=== What the task asks ===
The records below must be output exactly, without pictures.

== == ==

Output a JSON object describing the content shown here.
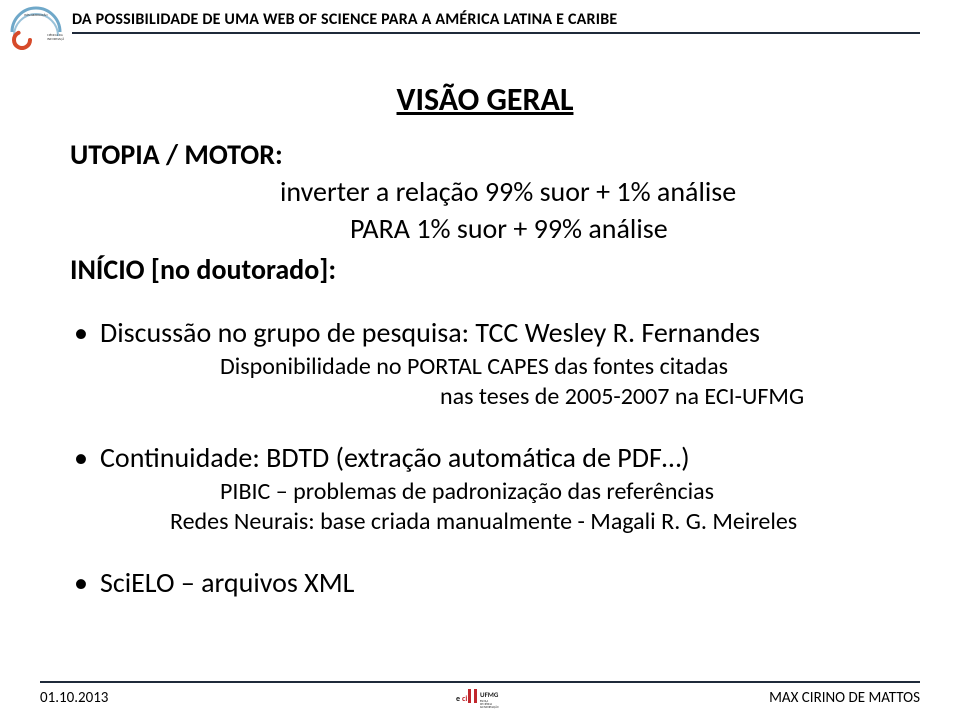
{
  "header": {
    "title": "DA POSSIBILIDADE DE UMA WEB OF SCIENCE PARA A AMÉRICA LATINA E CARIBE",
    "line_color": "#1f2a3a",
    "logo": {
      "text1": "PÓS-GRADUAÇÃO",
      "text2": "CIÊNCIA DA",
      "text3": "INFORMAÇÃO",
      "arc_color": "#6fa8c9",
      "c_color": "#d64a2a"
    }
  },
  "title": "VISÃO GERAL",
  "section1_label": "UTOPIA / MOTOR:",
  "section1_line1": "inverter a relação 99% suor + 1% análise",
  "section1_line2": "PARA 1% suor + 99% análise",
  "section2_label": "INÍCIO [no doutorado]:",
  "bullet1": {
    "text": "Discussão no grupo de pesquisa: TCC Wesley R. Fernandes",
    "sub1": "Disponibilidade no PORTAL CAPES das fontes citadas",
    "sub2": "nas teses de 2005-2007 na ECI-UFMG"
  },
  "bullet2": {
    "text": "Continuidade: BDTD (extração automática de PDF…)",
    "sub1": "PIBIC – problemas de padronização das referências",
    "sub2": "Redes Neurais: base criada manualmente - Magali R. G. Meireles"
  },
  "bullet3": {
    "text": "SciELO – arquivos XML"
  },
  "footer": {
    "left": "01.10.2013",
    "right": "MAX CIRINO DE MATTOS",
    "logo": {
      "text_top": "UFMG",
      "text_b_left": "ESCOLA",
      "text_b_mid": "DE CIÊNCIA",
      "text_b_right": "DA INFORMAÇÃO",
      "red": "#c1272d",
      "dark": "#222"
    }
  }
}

== == ==

=== Final answer ===
Output a JSON object describing the content shown here.
{
  "header": {
    "title": "DA POSSIBILIDADE DE UMA WEB OF SCIENCE PARA A AMÉRICA LATINA E CARIBE",
    "line_color": "#1f2a3a",
    "logo": {
      "text1": "PÓS-GRADUAÇÃO",
      "text2": "CIÊNCIA DA",
      "text3": "INFORMAÇÃO",
      "arc_color": "#6fa8c9",
      "c_color": "#d64a2a"
    }
  },
  "title": "VISÃO GERAL",
  "section1_label": "UTOPIA / MOTOR:",
  "section1_line1": "inverter a relação 99% suor + 1% análise",
  "section1_line2": "PARA 1% suor + 99% análise",
  "section2_label": "INÍCIO [no doutorado]:",
  "bullet1": {
    "text": "Discussão no grupo de pesquisa: TCC Wesley R. Fernandes",
    "sub1": "Disponibilidade no PORTAL CAPES das fontes citadas",
    "sub2": "nas teses de 2005-2007 na ECI-UFMG"
  },
  "bullet2": {
    "text": "Continuidade: BDTD (extração automática de PDF…)",
    "sub1": "PIBIC – problemas de padronização das referências",
    "sub2": "Redes Neurais: base criada manualmente - Magali R. G. Meireles"
  },
  "bullet3": {
    "text": "SciELO – arquivos XML"
  },
  "footer": {
    "left": "01.10.2013",
    "right": "MAX CIRINO DE MATTOS",
    "logo": {
      "text_top": "UFMG",
      "text_b_left": "ESCOLA",
      "text_b_mid": "DE CIÊNCIA",
      "text_b_right": "DA INFORMAÇÃO",
      "red": "#c1272d",
      "dark": "#222"
    }
  }
}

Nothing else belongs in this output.